[begin Input data]

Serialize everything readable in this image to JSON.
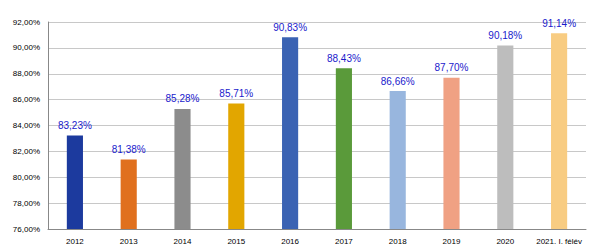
{
  "chart_data": {
    "type": "bar",
    "categories": [
      "2012",
      "2013",
      "2014",
      "2015",
      "2016",
      "2017",
      "2018",
      "2019",
      "2020",
      "2021. I. félév"
    ],
    "values": [
      83.23,
      81.38,
      85.28,
      85.71,
      90.83,
      88.43,
      86.66,
      87.7,
      90.18,
      91.14
    ],
    "value_labels": [
      "83,23%",
      "81,38%",
      "85,28%",
      "85,71%",
      "90,83%",
      "88,43%",
      "86,66%",
      "87,70%",
      "90,18%",
      "91,14%"
    ],
    "colors": [
      "#1c3a9e",
      "#e0701e",
      "#8c8c8c",
      "#e2a600",
      "#3b63b3",
      "#5a9a3a",
      "#98b6de",
      "#f0a183",
      "#bdbdbd",
      "#f8cc82"
    ],
    "ylim": [
      76,
      92
    ],
    "yticks": [
      {
        "value": 76,
        "label": "76,00%"
      },
      {
        "value": 78,
        "label": "78,00%"
      },
      {
        "value": 80,
        "label": "80,00%"
      },
      {
        "value": 82,
        "label": "82,00%"
      },
      {
        "value": 84,
        "label": "84,00%"
      },
      {
        "value": 86,
        "label": "86,00%"
      },
      {
        "value": 88,
        "label": "88,00%"
      },
      {
        "value": 90,
        "label": "90,00%"
      },
      {
        "value": 92,
        "label": "92,00%"
      }
    ],
    "grid": true,
    "data_labels": true
  }
}
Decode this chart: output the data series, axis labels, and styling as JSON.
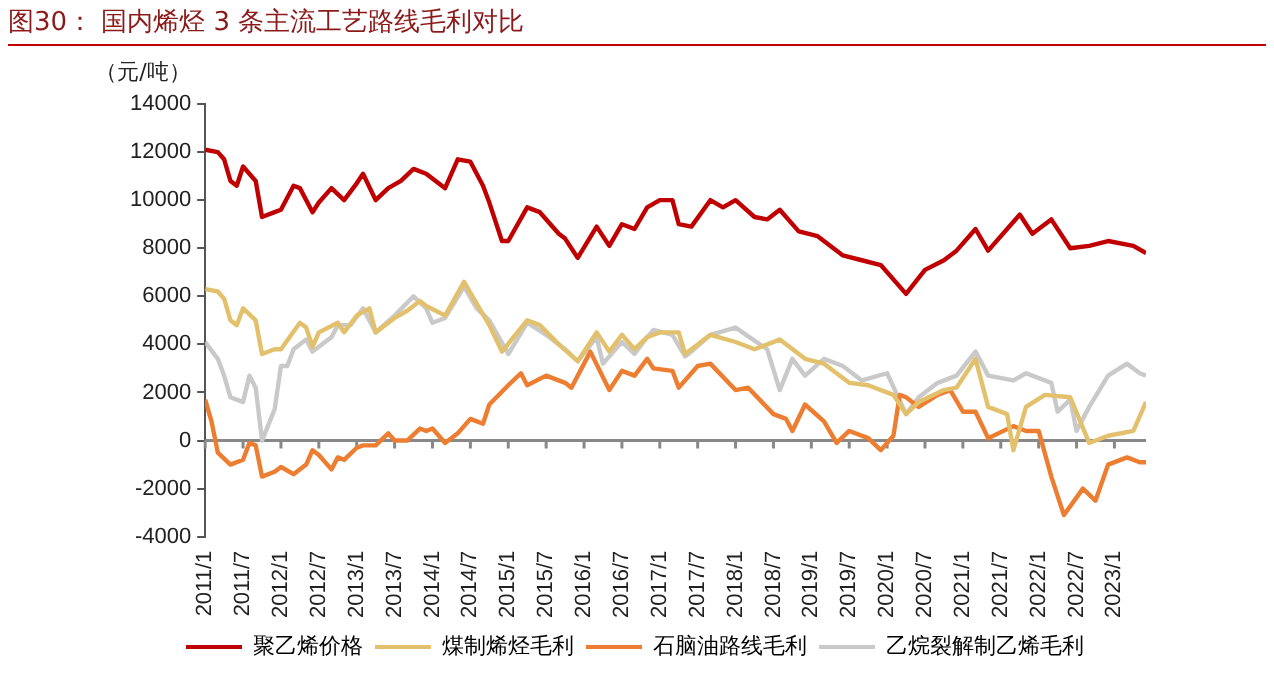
{
  "chart_data": {
    "type": "line",
    "title": "图30： 国内烯烃 3 条主流工艺路线毛利对比",
    "ylabel": "（元/吨）",
    "xlim": [
      "2011-01",
      "2023-06"
    ],
    "xticks": [
      {
        "value": "2011-01",
        "label": "2011/1"
      },
      {
        "value": "2011-07",
        "label": "2011/7"
      },
      {
        "value": "2012-01",
        "label": "2012/1"
      },
      {
        "value": "2012-07",
        "label": "2012/7"
      },
      {
        "value": "2013-01",
        "label": "2013/1"
      },
      {
        "value": "2013-07",
        "label": "2013/7"
      },
      {
        "value": "2014-01",
        "label": "2014/1"
      },
      {
        "value": "2014-07",
        "label": "2014/7"
      },
      {
        "value": "2015-01",
        "label": "2015/1"
      },
      {
        "value": "2015-07",
        "label": "2015/7"
      },
      {
        "value": "2016-01",
        "label": "2016/1"
      },
      {
        "value": "2016-07",
        "label": "2016/7"
      },
      {
        "value": "2017-01",
        "label": "2017/1"
      },
      {
        "value": "2017-07",
        "label": "2017/7"
      },
      {
        "value": "2018-01",
        "label": "2018/1"
      },
      {
        "value": "2018-07",
        "label": "2018/7"
      },
      {
        "value": "2019-01",
        "label": "2019/1"
      },
      {
        "value": "2019-07",
        "label": "2019/7"
      },
      {
        "value": "2020-01",
        "label": "2020/1"
      },
      {
        "value": "2020-07",
        "label": "2020/7"
      },
      {
        "value": "2021-01",
        "label": "2021/1"
      },
      {
        "value": "2021-07",
        "label": "2021/7"
      },
      {
        "value": "2022-01",
        "label": "2022/1"
      },
      {
        "value": "2022-07",
        "label": "2022/7"
      },
      {
        "value": "2023-01",
        "label": "2023/1"
      }
    ],
    "ylim": [
      -4000,
      14000
    ],
    "yticks": [
      -4000,
      -2000,
      0,
      2000,
      4000,
      6000,
      8000,
      10000,
      12000,
      14000
    ],
    "grid": false,
    "ref_lines": [
      {
        "axis": "y",
        "value": 0,
        "color": "#888888"
      }
    ],
    "legend": "bottom",
    "marker": "none",
    "line_style": "solid",
    "series": [
      {
        "name": "聚乙烯价格",
        "color": "#c00000",
        "x": [
          "2011-01",
          "2011-03",
          "2011-04",
          "2011-05",
          "2011-06",
          "2011-07",
          "2011-09",
          "2011-10",
          "2011-12",
          "2012-01",
          "2012-03",
          "2012-04",
          "2012-06",
          "2012-07",
          "2012-09",
          "2012-11",
          "2013-01",
          "2013-02",
          "2013-04",
          "2013-06",
          "2013-08",
          "2013-10",
          "2013-12",
          "2014-03",
          "2014-05",
          "2014-07",
          "2014-09",
          "2014-10",
          "2014-12",
          "2015-01",
          "2015-04",
          "2015-06",
          "2015-09",
          "2015-10",
          "2015-12",
          "2016-03",
          "2016-05",
          "2016-07",
          "2016-09",
          "2016-11",
          "2017-01",
          "2017-03",
          "2017-04",
          "2017-06",
          "2017-09",
          "2017-11",
          "2018-01",
          "2018-04",
          "2018-06",
          "2018-08",
          "2018-11",
          "2019-02",
          "2019-06",
          "2019-09",
          "2019-12",
          "2020-04",
          "2020-07",
          "2020-10",
          "2020-12",
          "2021-03",
          "2021-05",
          "2021-10",
          "2021-12",
          "2022-03",
          "2022-06",
          "2022-09",
          "2022-12",
          "2023-04",
          "2023-06"
        ],
        "values": [
          12100,
          12000,
          11700,
          10800,
          10600,
          11400,
          10800,
          9300,
          9500,
          9600,
          10600,
          10500,
          9500,
          9900,
          10500,
          10000,
          10700,
          11100,
          10000,
          10500,
          10800,
          11300,
          11100,
          10500,
          11700,
          11600,
          10600,
          9900,
          8300,
          8300,
          9700,
          9500,
          8600,
          8400,
          7600,
          8900,
          8100,
          9000,
          8800,
          9700,
          10000,
          10000,
          9000,
          8900,
          10000,
          9700,
          10000,
          9300,
          9200,
          9600,
          8700,
          8500,
          7700,
          7500,
          7300,
          6100,
          7100,
          7500,
          7900,
          8800,
          7900,
          9400,
          8600,
          9200,
          8000,
          8100,
          8300,
          8100,
          7800
        ]
      },
      {
        "name": "煤制烯烃毛利",
        "color": "#e3c06c",
        "x": [
          "2011-01",
          "2011-03",
          "2011-04",
          "2011-05",
          "2011-06",
          "2011-07",
          "2011-09",
          "2011-10",
          "2011-12",
          "2012-01",
          "2012-04",
          "2012-05",
          "2012-06",
          "2012-07",
          "2012-10",
          "2012-11",
          "2013-01",
          "2013-03",
          "2013-04",
          "2013-07",
          "2013-09",
          "2013-11",
          "2013-12",
          "2014-03",
          "2014-06",
          "2014-08",
          "2014-10",
          "2014-12",
          "2015-04",
          "2015-06",
          "2015-09",
          "2015-12",
          "2016-03",
          "2016-05",
          "2016-07",
          "2016-09",
          "2016-11",
          "2017-01",
          "2017-04",
          "2017-05",
          "2017-07",
          "2017-09",
          "2018-01",
          "2018-04",
          "2018-08",
          "2018-12",
          "2019-03",
          "2019-07",
          "2019-10",
          "2020-02",
          "2020-04",
          "2020-06",
          "2020-10",
          "2020-12",
          "2021-03",
          "2021-05",
          "2021-08",
          "2021-09",
          "2021-11",
          "2022-02",
          "2022-06",
          "2022-09",
          "2022-12",
          "2023-04",
          "2023-06"
        ],
        "values": [
          6300,
          6200,
          5900,
          5000,
          4800,
          5500,
          5000,
          3600,
          3800,
          3800,
          4900,
          4700,
          3900,
          4500,
          4900,
          4500,
          5200,
          5500,
          4500,
          5100,
          5400,
          5800,
          5600,
          5200,
          6600,
          5700,
          4800,
          3700,
          5000,
          4800,
          4000,
          3300,
          4500,
          3700,
          4400,
          3800,
          4300,
          4500,
          4500,
          3600,
          4000,
          4400,
          4100,
          3800,
          4200,
          3400,
          3200,
          2400,
          2300,
          1900,
          1100,
          1600,
          2100,
          2200,
          3400,
          1400,
          1100,
          -400,
          1400,
          1900,
          1800,
          -100,
          200,
          400,
          1600
        ]
      },
      {
        "name": "石脑油路线毛利",
        "color": "#ed7d31",
        "x": [
          "2011-01",
          "2011-02",
          "2011-03",
          "2011-05",
          "2011-07",
          "2011-08",
          "2011-09",
          "2011-10",
          "2011-12",
          "2012-01",
          "2012-03",
          "2012-05",
          "2012-06",
          "2012-07",
          "2012-09",
          "2012-10",
          "2012-11",
          "2013-01",
          "2013-02",
          "2013-04",
          "2013-06",
          "2013-07",
          "2013-09",
          "2013-11",
          "2013-12",
          "2014-01",
          "2014-03",
          "2014-05",
          "2014-07",
          "2014-09",
          "2014-10",
          "2015-01",
          "2015-03",
          "2015-04",
          "2015-07",
          "2015-10",
          "2015-11",
          "2016-02",
          "2016-05",
          "2016-07",
          "2016-09",
          "2016-11",
          "2016-12",
          "2017-03",
          "2017-04",
          "2017-07",
          "2017-09",
          "2018-01",
          "2018-03",
          "2018-07",
          "2018-09",
          "2018-10",
          "2018-12",
          "2019-03",
          "2019-05",
          "2019-07",
          "2019-10",
          "2019-12",
          "2020-02",
          "2020-03",
          "2020-04",
          "2020-06",
          "2020-09",
          "2020-11",
          "2021-01",
          "2021-03",
          "2021-05",
          "2021-09",
          "2021-11",
          "2022-01",
          "2022-03",
          "2022-05",
          "2022-08",
          "2022-10",
          "2022-12",
          "2023-03",
          "2023-05",
          "2023-06"
        ],
        "values": [
          1700,
          800,
          -500,
          -1000,
          -800,
          -100,
          -200,
          -1500,
          -1300,
          -1100,
          -1400,
          -1000,
          -400,
          -600,
          -1200,
          -700,
          -800,
          -300,
          -200,
          -200,
          300,
          0,
          0,
          500,
          400,
          500,
          -100,
          300,
          900,
          700,
          1500,
          2300,
          2800,
          2300,
          2700,
          2400,
          2200,
          3700,
          2100,
          2900,
          2700,
          3400,
          3000,
          2900,
          2200,
          3100,
          3200,
          2100,
          2200,
          1100,
          900,
          400,
          1500,
          800,
          -100,
          400,
          100,
          -400,
          200,
          1900,
          1800,
          1400,
          1900,
          2100,
          1200,
          1200,
          100,
          600,
          400,
          400,
          -1500,
          -3100,
          -2000,
          -2500,
          -1000,
          -700,
          -900,
          -900
        ]
      },
      {
        "name": "乙烷裂解制乙烯毛利",
        "color": "#c9c9c9",
        "x": [
          "2011-01",
          "2011-03",
          "2011-04",
          "2011-05",
          "2011-07",
          "2011-08",
          "2011-09",
          "2011-10",
          "2011-12",
          "2012-01",
          "2012-02",
          "2012-03",
          "2012-05",
          "2012-06",
          "2012-09",
          "2012-10",
          "2012-12",
          "2013-02",
          "2013-04",
          "2013-07",
          "2013-10",
          "2013-12",
          "2014-01",
          "2014-03",
          "2014-06",
          "2014-08",
          "2014-10",
          "2015-01",
          "2015-04",
          "2015-07",
          "2015-10",
          "2015-12",
          "2016-03",
          "2016-04",
          "2016-07",
          "2016-09",
          "2016-11",
          "2016-12",
          "2017-03",
          "2017-05",
          "2017-06",
          "2017-09",
          "2018-01",
          "2018-06",
          "2018-08",
          "2018-10",
          "2018-12",
          "2019-03",
          "2019-06",
          "2019-09",
          "2020-01",
          "2020-04",
          "2020-06",
          "2020-09",
          "2020-12",
          "2021-03",
          "2021-05",
          "2021-09",
          "2021-11",
          "2022-03",
          "2022-04",
          "2022-06",
          "2022-07",
          "2022-09",
          "2022-12",
          "2023-03",
          "2023-05",
          "2023-06"
        ],
        "values": [
          4100,
          3400,
          2700,
          1800,
          1600,
          2700,
          2200,
          0,
          1300,
          3100,
          3100,
          3800,
          4200,
          3700,
          4300,
          4800,
          4800,
          5500,
          4500,
          5200,
          6000,
          5500,
          4900,
          5100,
          6400,
          5500,
          5000,
          3600,
          4900,
          4400,
          3800,
          3300,
          4300,
          3200,
          4100,
          3600,
          4300,
          4600,
          4400,
          3500,
          3700,
          4400,
          4700,
          3800,
          2100,
          3400,
          2700,
          3400,
          3100,
          2500,
          2800,
          1100,
          1800,
          2400,
          2700,
          3700,
          2700,
          2500,
          2800,
          2400,
          1200,
          1700,
          400,
          1400,
          2700,
          3200,
          2800,
          2700
        ]
      }
    ]
  }
}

[end Input data]

Goal of the exercise → Each line containing the word "JSON" counts once; say how many such lines there are, giving only the number.

Complete response → 2